Data shown:
════

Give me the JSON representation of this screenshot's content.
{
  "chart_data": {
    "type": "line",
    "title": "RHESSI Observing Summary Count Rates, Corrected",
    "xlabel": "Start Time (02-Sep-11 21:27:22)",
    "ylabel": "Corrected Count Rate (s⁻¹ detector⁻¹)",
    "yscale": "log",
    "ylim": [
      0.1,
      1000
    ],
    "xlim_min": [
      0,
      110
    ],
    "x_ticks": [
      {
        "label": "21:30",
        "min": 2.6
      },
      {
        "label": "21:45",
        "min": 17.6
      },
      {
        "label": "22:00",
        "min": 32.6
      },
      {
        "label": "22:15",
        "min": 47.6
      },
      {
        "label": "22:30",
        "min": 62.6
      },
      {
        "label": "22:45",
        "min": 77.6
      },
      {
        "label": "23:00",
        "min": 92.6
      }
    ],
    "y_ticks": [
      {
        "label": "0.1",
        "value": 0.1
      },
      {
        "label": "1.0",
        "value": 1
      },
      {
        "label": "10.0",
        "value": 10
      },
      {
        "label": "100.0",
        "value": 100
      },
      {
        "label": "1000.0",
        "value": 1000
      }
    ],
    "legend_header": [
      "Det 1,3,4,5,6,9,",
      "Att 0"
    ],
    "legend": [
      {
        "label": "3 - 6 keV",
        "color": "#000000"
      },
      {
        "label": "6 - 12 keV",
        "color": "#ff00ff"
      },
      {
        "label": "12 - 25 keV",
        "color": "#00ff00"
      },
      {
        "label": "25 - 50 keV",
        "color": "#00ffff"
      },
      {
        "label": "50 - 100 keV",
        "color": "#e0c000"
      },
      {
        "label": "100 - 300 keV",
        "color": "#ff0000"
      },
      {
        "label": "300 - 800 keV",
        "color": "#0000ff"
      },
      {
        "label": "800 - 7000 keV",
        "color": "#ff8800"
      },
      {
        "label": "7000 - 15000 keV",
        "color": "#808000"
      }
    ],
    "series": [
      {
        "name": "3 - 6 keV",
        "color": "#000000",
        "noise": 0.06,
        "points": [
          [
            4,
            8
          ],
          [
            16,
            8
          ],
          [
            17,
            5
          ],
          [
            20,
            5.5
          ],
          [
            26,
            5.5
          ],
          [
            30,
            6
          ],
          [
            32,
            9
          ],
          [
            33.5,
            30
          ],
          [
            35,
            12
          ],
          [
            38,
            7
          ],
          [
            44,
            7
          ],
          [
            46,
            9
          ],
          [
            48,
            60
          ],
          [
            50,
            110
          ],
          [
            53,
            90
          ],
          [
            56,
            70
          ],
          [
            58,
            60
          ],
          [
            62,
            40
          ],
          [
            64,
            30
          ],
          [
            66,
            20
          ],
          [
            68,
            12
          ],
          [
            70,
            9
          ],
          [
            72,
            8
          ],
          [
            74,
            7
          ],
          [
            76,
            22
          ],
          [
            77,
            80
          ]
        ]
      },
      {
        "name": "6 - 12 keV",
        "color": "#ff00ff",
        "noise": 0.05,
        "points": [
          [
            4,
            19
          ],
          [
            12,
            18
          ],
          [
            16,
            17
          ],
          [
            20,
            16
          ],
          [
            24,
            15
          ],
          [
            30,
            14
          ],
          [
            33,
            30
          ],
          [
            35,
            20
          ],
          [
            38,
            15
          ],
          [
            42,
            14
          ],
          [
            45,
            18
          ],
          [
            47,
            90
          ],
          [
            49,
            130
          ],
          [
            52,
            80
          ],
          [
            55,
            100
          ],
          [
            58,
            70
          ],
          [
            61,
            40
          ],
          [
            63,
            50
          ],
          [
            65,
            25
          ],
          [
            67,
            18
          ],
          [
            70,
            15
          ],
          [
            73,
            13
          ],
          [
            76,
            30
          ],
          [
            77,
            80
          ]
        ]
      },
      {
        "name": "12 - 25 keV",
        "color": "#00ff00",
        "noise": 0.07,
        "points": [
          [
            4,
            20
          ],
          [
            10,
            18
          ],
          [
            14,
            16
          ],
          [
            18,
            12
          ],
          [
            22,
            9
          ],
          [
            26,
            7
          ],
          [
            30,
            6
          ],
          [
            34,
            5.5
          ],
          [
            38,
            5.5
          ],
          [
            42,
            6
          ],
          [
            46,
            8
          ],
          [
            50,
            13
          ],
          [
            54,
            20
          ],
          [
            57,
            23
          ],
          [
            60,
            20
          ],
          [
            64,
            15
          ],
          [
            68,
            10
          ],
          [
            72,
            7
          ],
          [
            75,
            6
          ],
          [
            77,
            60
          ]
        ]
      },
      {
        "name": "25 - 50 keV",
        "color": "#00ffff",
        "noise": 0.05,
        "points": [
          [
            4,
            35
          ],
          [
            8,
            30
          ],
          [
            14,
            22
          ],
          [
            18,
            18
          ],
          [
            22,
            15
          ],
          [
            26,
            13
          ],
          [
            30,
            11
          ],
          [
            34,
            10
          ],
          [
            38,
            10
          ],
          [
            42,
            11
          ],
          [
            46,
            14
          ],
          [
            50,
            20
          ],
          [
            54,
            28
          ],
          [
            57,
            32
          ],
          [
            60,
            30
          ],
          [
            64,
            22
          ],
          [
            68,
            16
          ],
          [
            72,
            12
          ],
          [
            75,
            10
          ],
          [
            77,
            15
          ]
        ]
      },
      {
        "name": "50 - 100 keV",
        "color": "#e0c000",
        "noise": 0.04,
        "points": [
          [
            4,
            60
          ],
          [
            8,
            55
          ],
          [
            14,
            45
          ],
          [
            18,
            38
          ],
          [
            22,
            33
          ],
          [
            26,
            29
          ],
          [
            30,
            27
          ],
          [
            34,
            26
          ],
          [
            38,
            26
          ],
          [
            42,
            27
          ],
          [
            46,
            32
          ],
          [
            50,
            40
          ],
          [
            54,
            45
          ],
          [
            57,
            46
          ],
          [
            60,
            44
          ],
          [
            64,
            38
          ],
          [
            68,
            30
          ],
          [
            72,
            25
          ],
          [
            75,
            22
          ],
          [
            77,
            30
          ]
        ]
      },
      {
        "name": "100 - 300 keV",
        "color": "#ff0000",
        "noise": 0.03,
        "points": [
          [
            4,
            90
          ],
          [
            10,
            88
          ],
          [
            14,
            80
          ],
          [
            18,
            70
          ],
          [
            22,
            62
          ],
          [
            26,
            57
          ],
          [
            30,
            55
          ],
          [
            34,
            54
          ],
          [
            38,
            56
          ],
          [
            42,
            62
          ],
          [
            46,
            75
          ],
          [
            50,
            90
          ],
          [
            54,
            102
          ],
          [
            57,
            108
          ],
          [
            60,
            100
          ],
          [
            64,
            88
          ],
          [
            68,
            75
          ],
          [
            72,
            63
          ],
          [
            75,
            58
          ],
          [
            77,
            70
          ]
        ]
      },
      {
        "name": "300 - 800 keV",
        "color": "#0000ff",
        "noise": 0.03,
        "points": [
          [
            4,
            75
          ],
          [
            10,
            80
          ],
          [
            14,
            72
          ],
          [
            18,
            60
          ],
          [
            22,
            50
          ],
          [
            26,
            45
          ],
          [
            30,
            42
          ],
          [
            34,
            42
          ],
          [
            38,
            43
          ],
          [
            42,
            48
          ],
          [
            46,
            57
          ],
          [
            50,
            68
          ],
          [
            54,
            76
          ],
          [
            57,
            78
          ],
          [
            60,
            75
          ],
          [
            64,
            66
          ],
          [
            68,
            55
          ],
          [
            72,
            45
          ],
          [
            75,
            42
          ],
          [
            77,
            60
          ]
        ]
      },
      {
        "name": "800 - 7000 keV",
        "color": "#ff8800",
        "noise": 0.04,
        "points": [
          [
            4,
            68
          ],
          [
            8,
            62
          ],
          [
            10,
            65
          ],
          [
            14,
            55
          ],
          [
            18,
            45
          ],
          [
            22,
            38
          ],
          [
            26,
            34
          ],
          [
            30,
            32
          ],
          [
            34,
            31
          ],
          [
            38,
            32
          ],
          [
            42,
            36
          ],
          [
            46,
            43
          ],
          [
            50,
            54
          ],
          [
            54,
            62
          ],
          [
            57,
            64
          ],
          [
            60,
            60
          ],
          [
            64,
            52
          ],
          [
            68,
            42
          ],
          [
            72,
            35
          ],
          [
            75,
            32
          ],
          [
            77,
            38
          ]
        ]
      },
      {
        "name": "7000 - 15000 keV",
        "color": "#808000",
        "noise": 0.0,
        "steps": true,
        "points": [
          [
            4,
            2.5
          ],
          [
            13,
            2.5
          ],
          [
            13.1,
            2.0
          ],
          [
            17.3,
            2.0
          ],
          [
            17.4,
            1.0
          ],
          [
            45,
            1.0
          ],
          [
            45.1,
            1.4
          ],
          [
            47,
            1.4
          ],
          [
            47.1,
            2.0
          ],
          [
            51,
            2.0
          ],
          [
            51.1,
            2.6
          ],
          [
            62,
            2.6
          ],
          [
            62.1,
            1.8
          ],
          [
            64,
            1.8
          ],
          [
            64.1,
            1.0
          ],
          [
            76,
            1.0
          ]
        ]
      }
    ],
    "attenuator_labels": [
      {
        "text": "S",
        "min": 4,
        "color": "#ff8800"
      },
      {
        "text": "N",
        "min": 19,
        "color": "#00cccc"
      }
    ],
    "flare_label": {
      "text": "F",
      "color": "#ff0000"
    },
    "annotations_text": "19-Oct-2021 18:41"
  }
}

════

Your instructions: Copy out every line holding the string "value".

Completed task:
        "value": 0.1
        "value": 1
        "value": 10
        "value": 100
        "value": 1000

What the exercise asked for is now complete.